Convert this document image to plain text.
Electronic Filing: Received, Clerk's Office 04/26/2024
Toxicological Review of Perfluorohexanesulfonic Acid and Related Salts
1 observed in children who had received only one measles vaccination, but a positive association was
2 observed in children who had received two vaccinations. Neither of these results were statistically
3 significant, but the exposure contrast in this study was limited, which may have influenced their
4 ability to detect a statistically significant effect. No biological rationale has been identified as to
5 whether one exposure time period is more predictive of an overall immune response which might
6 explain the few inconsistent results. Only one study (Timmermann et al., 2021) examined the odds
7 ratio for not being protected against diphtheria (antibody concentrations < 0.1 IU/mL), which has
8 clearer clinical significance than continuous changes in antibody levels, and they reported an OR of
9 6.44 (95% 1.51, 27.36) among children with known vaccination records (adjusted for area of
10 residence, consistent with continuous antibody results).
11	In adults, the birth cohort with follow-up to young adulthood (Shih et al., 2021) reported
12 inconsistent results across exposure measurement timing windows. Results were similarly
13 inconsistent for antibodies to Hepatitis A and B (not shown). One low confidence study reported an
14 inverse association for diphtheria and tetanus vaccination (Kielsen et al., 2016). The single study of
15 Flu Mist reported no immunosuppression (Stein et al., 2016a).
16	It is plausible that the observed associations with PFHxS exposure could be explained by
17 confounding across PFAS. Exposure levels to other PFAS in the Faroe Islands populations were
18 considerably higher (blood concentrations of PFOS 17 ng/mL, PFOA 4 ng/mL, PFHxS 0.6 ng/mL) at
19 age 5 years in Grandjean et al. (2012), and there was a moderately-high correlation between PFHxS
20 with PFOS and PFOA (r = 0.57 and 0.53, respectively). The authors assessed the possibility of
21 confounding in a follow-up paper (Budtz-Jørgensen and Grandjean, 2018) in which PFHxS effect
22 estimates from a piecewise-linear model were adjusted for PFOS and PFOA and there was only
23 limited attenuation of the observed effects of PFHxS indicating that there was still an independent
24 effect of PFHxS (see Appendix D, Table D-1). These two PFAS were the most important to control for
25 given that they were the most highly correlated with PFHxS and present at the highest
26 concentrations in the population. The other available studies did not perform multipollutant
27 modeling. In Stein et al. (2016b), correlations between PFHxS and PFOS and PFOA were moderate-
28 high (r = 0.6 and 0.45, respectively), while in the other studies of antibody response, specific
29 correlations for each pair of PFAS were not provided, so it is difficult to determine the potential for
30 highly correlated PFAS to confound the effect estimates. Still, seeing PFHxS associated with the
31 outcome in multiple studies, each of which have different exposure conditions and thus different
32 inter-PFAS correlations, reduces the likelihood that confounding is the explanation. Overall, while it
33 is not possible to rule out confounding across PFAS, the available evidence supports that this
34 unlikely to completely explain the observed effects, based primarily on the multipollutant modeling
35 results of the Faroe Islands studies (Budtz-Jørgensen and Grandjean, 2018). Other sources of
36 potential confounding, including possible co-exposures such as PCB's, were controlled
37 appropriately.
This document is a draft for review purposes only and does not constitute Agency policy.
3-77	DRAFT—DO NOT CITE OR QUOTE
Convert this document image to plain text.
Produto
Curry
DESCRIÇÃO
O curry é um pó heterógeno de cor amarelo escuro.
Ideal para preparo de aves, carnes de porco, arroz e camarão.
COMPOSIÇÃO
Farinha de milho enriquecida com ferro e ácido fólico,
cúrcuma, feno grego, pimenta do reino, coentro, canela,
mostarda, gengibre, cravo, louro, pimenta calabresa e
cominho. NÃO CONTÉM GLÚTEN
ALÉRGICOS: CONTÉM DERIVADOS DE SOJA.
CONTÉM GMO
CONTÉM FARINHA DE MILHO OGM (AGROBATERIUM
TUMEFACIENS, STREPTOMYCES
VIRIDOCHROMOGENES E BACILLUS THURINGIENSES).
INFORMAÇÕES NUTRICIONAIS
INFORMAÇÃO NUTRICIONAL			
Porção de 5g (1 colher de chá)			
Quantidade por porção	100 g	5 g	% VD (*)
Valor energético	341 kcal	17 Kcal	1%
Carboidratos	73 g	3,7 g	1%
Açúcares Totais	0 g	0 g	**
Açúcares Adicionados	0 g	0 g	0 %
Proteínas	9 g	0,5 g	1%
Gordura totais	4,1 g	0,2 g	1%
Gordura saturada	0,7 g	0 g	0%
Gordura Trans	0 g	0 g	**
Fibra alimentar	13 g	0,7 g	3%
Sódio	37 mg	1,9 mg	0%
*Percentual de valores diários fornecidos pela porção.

****************

Directions.
Go through the records and gather the lines that hold "respectively".

Solved problem.
20 with PFOS and PFOA (r = 0.57 and 0.53, respectively). The authors assessed the possibility of
28 high (r = 0.6 and 0.45, respectively), while in the other studies of antibody response, specific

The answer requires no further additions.